Copy every line from the material below that holds "style".
━━━ DATA FOR THIS TASK
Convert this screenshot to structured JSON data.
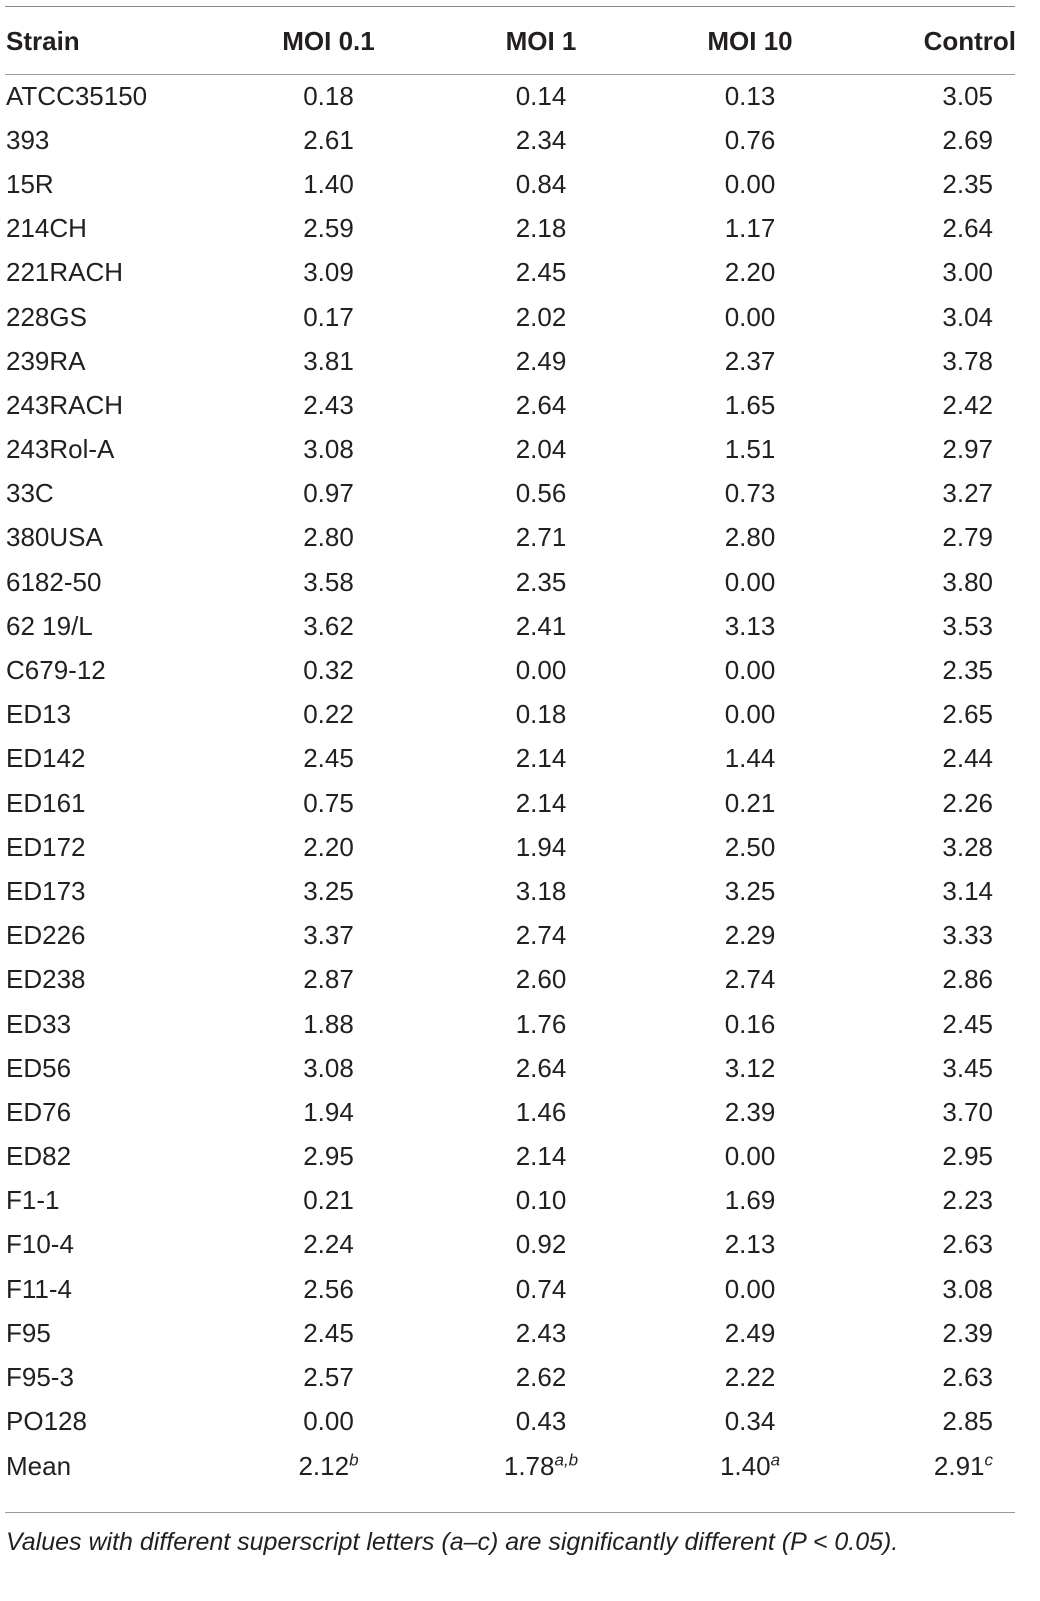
{
  "table": {
    "headers": [
      "Strain",
      "MOI 0.1",
      "MOI 1",
      "MOI 10",
      "Control"
    ],
    "rows": [
      [
        "ATCC35150",
        "0.18",
        "0.14",
        "0.13",
        "3.05"
      ],
      [
        "393",
        "2.61",
        "2.34",
        "0.76",
        "2.69"
      ],
      [
        "15R",
        "1.40",
        "0.84",
        "0.00",
        "2.35"
      ],
      [
        "214CH",
        "2.59",
        "2.18",
        "1.17",
        "2.64"
      ],
      [
        "221RACH",
        "3.09",
        "2.45",
        "2.20",
        "3.00"
      ],
      [
        "228GS",
        "0.17",
        "2.02",
        "0.00",
        "3.04"
      ],
      [
        "239RA",
        "3.81",
        "2.49",
        "2.37",
        "3.78"
      ],
      [
        "243RACH",
        "2.43",
        "2.64",
        "1.65",
        "2.42"
      ],
      [
        "243Rol-A",
        "3.08",
        "2.04",
        "1.51",
        "2.97"
      ],
      [
        "33C",
        "0.97",
        "0.56",
        "0.73",
        "3.27"
      ],
      [
        "380USA",
        "2.80",
        "2.71",
        "2.80",
        "2.79"
      ],
      [
        "6182-50",
        "3.58",
        "2.35",
        "0.00",
        "3.80"
      ],
      [
        "62 19/L",
        "3.62",
        "2.41",
        "3.13",
        "3.53"
      ],
      [
        "C679-12",
        "0.32",
        "0.00",
        "0.00",
        "2.35"
      ],
      [
        "ED13",
        "0.22",
        "0.18",
        "0.00",
        "2.65"
      ],
      [
        "ED142",
        "2.45",
        "2.14",
        "1.44",
        "2.44"
      ],
      [
        "ED161",
        "0.75",
        "2.14",
        "0.21",
        "2.26"
      ],
      [
        "ED172",
        "2.20",
        "1.94",
        "2.50",
        "3.28"
      ],
      [
        "ED173",
        "3.25",
        "3.18",
        "3.25",
        "3.14"
      ],
      [
        "ED226",
        "3.37",
        "2.74",
        "2.29",
        "3.33"
      ],
      [
        "ED238",
        "2.87",
        "2.60",
        "2.74",
        "2.86"
      ],
      [
        "ED33",
        "1.88",
        "1.76",
        "0.16",
        "2.45"
      ],
      [
        "ED56",
        "3.08",
        "2.64",
        "3.12",
        "3.45"
      ],
      [
        "ED76",
        "1.94",
        "1.46",
        "2.39",
        "3.70"
      ],
      [
        "ED82",
        "2.95",
        "2.14",
        "0.00",
        "2.95"
      ],
      [
        "F1-1",
        "0.21",
        "0.10",
        "1.69",
        "2.23"
      ],
      [
        "F10-4",
        "2.24",
        "0.92",
        "2.13",
        "2.63"
      ],
      [
        "F11-4",
        "2.56",
        "0.74",
        "0.00",
        "3.08"
      ],
      [
        "F95",
        "2.45",
        "2.43",
        "2.49",
        "2.39"
      ],
      [
        "F95-3",
        "2.57",
        "2.62",
        "2.22",
        "2.63"
      ],
      [
        "PO128",
        "0.00",
        "0.43",
        "0.34",
        "2.85"
      ]
    ],
    "mean": {
      "label": "Mean",
      "values": [
        {
          "value": "2.12",
          "sup": "b"
        },
        {
          "value": "1.78",
          "sup": "a,b"
        },
        {
          "value": "1.40",
          "sup": "a"
        },
        {
          "value": "2.91",
          "sup": "c"
        }
      ]
    }
  },
  "footnote": "Values with different superscript letters (a–c) are significantly different (P < 0.05)."
}
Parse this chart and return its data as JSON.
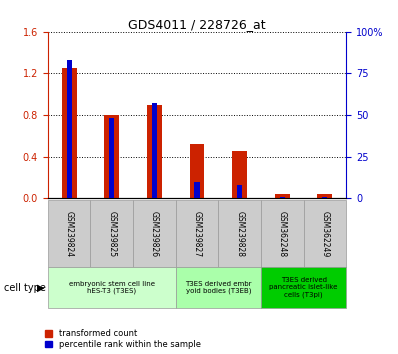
{
  "title": "GDS4011 / 228726_at",
  "samples": [
    "GSM239824",
    "GSM239825",
    "GSM239826",
    "GSM239827",
    "GSM239828",
    "GSM362248",
    "GSM362249"
  ],
  "transformed_count": [
    1.25,
    0.8,
    0.9,
    0.52,
    0.45,
    0.04,
    0.04
  ],
  "percentile_rank": [
    83,
    48,
    57,
    10,
    8,
    1,
    1
  ],
  "left_ylim": [
    0,
    1.6
  ],
  "right_ylim": [
    0,
    100
  ],
  "left_yticks": [
    0,
    0.4,
    0.8,
    1.2,
    1.6
  ],
  "right_yticks": [
    0,
    25,
    50,
    75,
    100
  ],
  "right_yticklabels": [
    "0",
    "25",
    "50",
    "75",
    "100%"
  ],
  "bar_color_red": "#cc2200",
  "bar_color_blue": "#0000cc",
  "group_configs": [
    {
      "start": 0,
      "end": 3,
      "label": "embryonic stem cell line\nhES-T3 (T3ES)",
      "color": "#ccffcc"
    },
    {
      "start": 3,
      "end": 5,
      "label": "T3ES derived embr\nyoid bodies (T3EB)",
      "color": "#aaffaa"
    },
    {
      "start": 5,
      "end": 7,
      "label": "T3ES derived\npancreatic islet-like\ncells (T3pi)",
      "color": "#00cc00"
    }
  ],
  "cell_type_label": "cell type",
  "legend_red": "transformed count",
  "legend_blue": "percentile rank within the sample",
  "red_bar_width": 0.35,
  "blue_bar_width": 0.12,
  "tick_label_color_left": "#cc2200",
  "tick_label_color_right": "#0000cc",
  "bg_color_xtick": "#cccccc",
  "title_fontsize": 9
}
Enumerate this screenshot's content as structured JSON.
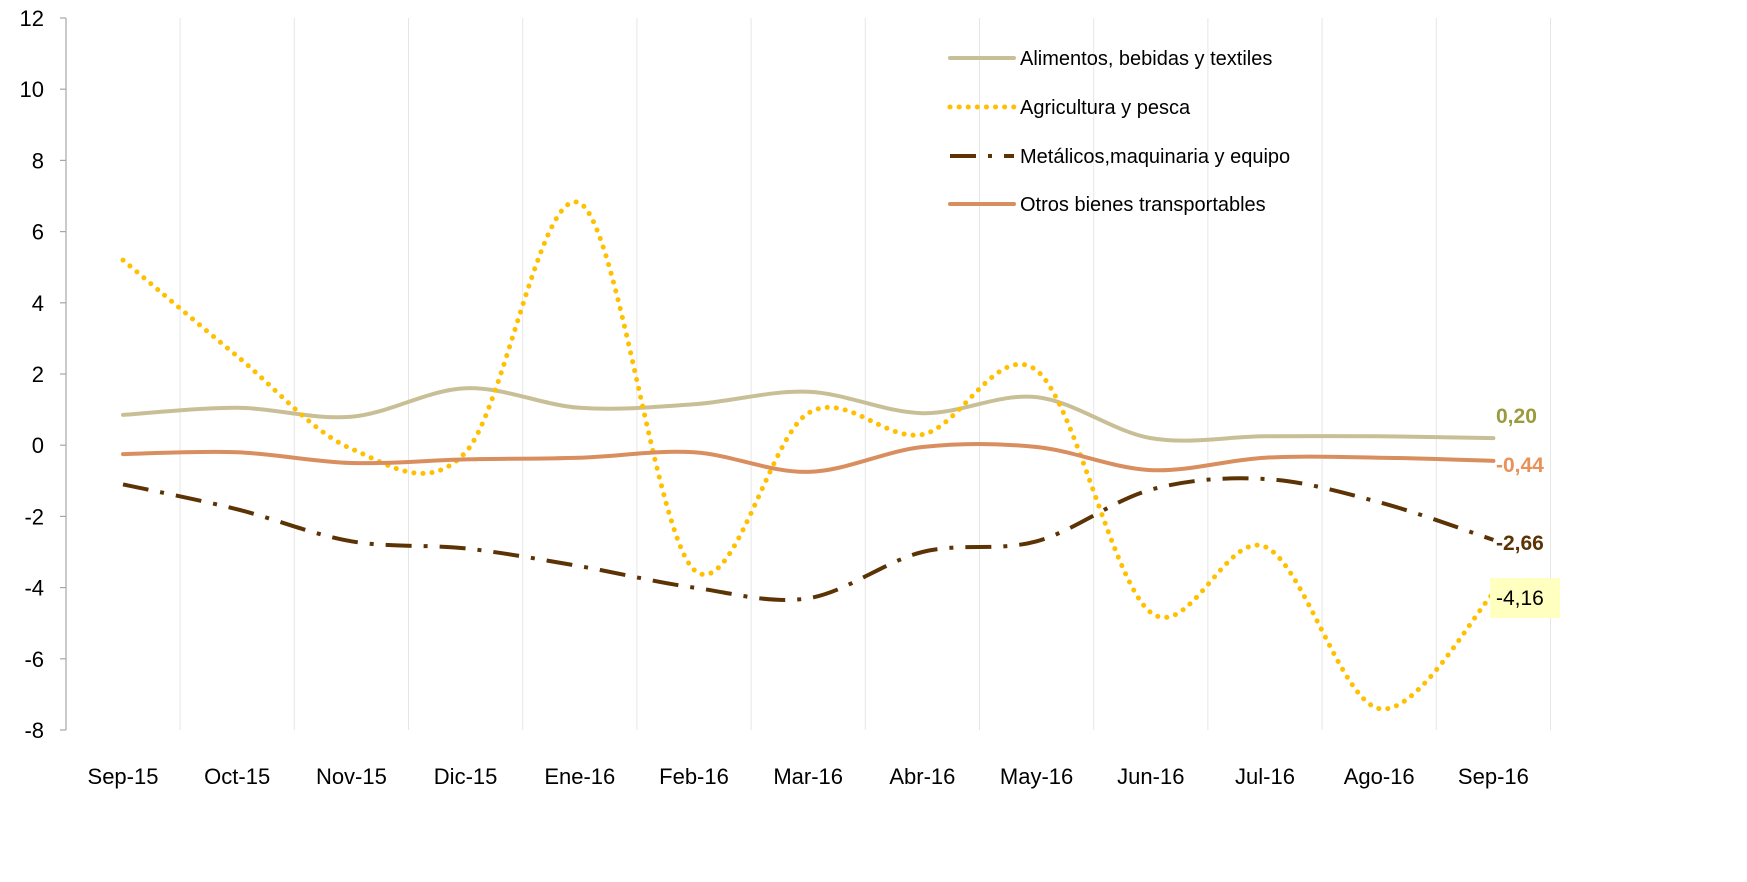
{
  "chart_data": {
    "type": "line",
    "categories": [
      "Sep-15",
      "Oct-15",
      "Nov-15",
      "Dic-15",
      "Ene-16",
      "Feb-16",
      "Mar-16",
      "Abr-16",
      "May-16",
      "Jun-16",
      "Jul-16",
      "Ago-16",
      "Sep-16"
    ],
    "ylim": [
      -8,
      12
    ],
    "yticks": [
      -8,
      -6,
      -4,
      -2,
      0,
      2,
      4,
      6,
      8,
      10,
      12
    ],
    "grid": "vertical",
    "legend_position": "top-right",
    "series": [
      {
        "name": "Alimentos, bebidas y textiles",
        "color": "#C9BF97",
        "style": "solid",
        "values": [
          0.85,
          1.05,
          0.8,
          1.6,
          1.05,
          1.15,
          1.5,
          0.9,
          1.35,
          0.2,
          0.25,
          0.25,
          0.2
        ],
        "end_label": "0,20",
        "end_label_color": "#9B9B3C"
      },
      {
        "name": "Agricultura y pesca",
        "color": "#FFC000",
        "style": "dotted",
        "values": [
          5.2,
          2.5,
          -0.1,
          -0.2,
          6.8,
          -3.5,
          0.9,
          0.3,
          2.1,
          -4.7,
          -2.85,
          -7.4,
          -4.16
        ],
        "end_label": "-4,16",
        "end_label_color": "#000000",
        "end_label_bg": "#FFFFC0"
      },
      {
        "name": "Metálicos,maquinaria y equipo",
        "color": "#5C3305",
        "style": "dashdot",
        "values": [
          -1.1,
          -1.8,
          -2.7,
          -2.9,
          -3.4,
          -4.0,
          -4.3,
          -3.0,
          -2.7,
          -1.25,
          -0.95,
          -1.6,
          -2.66
        ],
        "end_label": "-2,66",
        "end_label_color": "#5C3305"
      },
      {
        "name": "Otros bienes transportables",
        "color": "#D98E5F",
        "style": "solid",
        "values": [
          -0.25,
          -0.2,
          -0.5,
          -0.4,
          -0.35,
          -0.2,
          -0.75,
          -0.05,
          -0.05,
          -0.7,
          -0.35,
          -0.35,
          -0.44
        ],
        "end_label": "-0,44",
        "end_label_color": "#E8915A"
      }
    ]
  }
}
━━━━━━
EXPECTED OUTPUT =
        "style": "solid",
        "style": "dotted",
        "style": "dashdot",
        "style": "solid",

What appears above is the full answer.